Exercise task - Everything from the line holding "OCR this image." through the last line below must be repeated exactly, and nothing else.

Stored records -
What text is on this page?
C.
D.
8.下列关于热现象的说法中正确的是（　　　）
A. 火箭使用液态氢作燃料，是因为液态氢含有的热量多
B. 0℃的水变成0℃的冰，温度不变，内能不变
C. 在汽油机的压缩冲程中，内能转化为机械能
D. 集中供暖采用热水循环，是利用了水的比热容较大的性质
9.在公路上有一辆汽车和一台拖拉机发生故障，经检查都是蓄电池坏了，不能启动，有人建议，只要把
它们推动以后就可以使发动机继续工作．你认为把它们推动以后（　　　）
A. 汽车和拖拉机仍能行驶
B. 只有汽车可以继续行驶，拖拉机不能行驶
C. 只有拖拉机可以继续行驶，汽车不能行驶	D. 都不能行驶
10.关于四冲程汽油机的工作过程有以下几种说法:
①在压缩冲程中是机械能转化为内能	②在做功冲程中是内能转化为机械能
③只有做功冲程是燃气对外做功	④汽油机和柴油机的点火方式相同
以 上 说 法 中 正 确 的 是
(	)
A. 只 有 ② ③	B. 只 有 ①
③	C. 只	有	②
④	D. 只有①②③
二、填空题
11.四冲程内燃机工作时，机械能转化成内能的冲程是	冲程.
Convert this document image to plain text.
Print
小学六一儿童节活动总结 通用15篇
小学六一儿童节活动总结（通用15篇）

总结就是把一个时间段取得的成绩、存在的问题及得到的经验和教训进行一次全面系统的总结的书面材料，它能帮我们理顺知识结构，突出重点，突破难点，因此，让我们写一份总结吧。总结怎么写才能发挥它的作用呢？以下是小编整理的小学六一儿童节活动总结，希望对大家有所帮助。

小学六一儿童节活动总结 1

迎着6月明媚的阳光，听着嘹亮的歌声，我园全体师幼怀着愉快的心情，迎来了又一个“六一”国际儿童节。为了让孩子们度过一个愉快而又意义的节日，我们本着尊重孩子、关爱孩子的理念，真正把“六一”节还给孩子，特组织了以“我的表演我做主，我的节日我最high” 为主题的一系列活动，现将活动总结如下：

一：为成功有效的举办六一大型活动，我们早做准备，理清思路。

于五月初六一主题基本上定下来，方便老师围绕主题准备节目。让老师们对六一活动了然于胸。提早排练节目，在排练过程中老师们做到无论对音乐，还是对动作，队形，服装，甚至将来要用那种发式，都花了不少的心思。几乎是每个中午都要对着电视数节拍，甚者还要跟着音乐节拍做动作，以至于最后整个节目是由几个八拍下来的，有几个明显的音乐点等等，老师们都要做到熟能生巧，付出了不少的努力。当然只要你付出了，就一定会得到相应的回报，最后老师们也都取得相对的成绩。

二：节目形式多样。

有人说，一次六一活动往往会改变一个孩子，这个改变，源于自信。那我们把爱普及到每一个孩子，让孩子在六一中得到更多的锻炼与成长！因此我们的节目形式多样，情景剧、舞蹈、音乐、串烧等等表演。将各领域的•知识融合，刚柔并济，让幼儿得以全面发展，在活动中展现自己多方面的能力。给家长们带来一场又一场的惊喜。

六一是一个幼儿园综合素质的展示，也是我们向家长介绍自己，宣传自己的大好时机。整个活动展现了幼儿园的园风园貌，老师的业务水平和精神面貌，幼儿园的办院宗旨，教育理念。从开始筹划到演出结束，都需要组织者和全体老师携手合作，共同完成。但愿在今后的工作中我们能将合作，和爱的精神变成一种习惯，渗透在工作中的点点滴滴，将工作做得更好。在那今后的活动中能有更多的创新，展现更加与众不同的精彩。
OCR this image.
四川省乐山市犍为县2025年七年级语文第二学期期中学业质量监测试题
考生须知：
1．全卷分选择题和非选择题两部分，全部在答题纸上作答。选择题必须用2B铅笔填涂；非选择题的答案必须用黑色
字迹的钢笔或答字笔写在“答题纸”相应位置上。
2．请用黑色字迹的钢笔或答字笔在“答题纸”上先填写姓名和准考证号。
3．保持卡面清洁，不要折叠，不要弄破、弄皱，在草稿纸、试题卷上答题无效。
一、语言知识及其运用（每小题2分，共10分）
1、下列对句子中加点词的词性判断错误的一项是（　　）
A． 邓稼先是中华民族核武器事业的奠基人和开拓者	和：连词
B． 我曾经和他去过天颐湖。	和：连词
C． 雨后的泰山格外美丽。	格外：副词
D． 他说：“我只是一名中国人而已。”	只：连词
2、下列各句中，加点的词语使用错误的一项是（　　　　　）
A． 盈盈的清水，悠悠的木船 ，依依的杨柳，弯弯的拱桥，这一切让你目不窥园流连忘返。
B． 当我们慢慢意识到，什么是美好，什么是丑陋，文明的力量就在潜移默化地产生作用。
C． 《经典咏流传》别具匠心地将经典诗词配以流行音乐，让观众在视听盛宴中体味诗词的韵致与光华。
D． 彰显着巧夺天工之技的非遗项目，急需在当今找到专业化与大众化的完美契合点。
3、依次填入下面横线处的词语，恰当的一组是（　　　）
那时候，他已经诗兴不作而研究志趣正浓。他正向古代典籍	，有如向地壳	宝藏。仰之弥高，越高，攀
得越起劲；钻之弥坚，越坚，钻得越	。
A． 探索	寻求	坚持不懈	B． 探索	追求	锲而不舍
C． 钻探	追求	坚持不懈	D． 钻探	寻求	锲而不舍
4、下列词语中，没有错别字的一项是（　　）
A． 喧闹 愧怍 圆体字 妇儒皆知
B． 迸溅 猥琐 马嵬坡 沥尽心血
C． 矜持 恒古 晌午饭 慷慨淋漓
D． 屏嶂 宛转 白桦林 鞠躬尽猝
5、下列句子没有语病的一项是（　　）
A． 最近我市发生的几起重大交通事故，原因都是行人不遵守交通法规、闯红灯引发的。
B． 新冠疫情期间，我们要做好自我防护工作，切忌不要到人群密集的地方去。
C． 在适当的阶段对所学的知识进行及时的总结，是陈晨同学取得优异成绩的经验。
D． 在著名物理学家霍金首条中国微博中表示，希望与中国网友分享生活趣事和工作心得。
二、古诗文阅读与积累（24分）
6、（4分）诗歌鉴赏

Final answer -
OCR this image.
四川省乐山市犍为县2025年七年级语文第二学期期中学业质量监测试题
考生须知：
1．全卷分选择题和非选择题两部分，全部在答题纸上作答。选择题必须用2B铅笔填涂；非选择题的答案必须用黑色
字迹的钢笔或答字笔写在“答题纸”相应位置上。
2．请用黑色字迹的钢笔或答字笔在“答题纸”上先填写姓名和准考证号。
3．保持卡面清洁，不要折叠，不要弄破、弄皱，在草稿纸、试题卷上答题无效。
一、语言知识及其运用（每小题2分，共10分）
1、下列对句子中加点词的词性判断错误的一项是（　　）
A． 邓稼先是中华民族核武器事业的奠基人和开拓者	和：连词
B． 我曾经和他去过天颐湖。	和：连词
C． 雨后的泰山格外美丽。	格外：副词
D． 他说：“我只是一名中国人而已。”	只：连词
2、下列各句中，加点的词语使用错误的一项是（　　　　　）
A． 盈盈的清水，悠悠的木船 ，依依的杨柳，弯弯的拱桥，这一切让你目不窥园流连忘返。
B． 当我们慢慢意识到，什么是美好，什么是丑陋，文明的力量就在潜移默化地产生作用。
C． 《经典咏流传》别具匠心地将经典诗词配以流行音乐，让观众在视听盛宴中体味诗词的韵致与光华。
D． 彰显着巧夺天工之技的非遗项目，急需在当今找到专业化与大众化的完美契合点。
3、依次填入下面横线处的词语，恰当的一组是（　　　）
那时候，他已经诗兴不作而研究志趣正浓。他正向古代典籍	，有如向地壳	宝藏。仰之弥高，越高，攀
得越起劲；钻之弥坚，越坚，钻得越	。
A． 探索	寻求	坚持不懈	B． 探索	追求	锲而不舍
C． 钻探	追求	坚持不懈	D． 钻探	寻求	锲而不舍
4、下列词语中，没有错别字的一项是（　　）
A． 喧闹 愧怍 圆体字 妇儒皆知
B． 迸溅 猥琐 马嵬坡 沥尽心血
C． 矜持 恒古 晌午饭 慷慨淋漓
D． 屏嶂 宛转 白桦林 鞠躬尽猝
5、下列句子没有语病的一项是（　　）
A． 最近我市发生的几起重大交通事故，原因都是行人不遵守交通法规、闯红灯引发的。
B． 新冠疫情期间，我们要做好自我防护工作，切忌不要到人群密集的地方去。
C． 在适当的阶段对所学的知识进行及时的总结，是陈晨同学取得优异成绩的经验。
D． 在著名物理学家霍金首条中国微博中表示，希望与中国网友分享生活趣事和工作心得。
二、古诗文阅读与积累（24分）
6、（4分）诗歌鉴赏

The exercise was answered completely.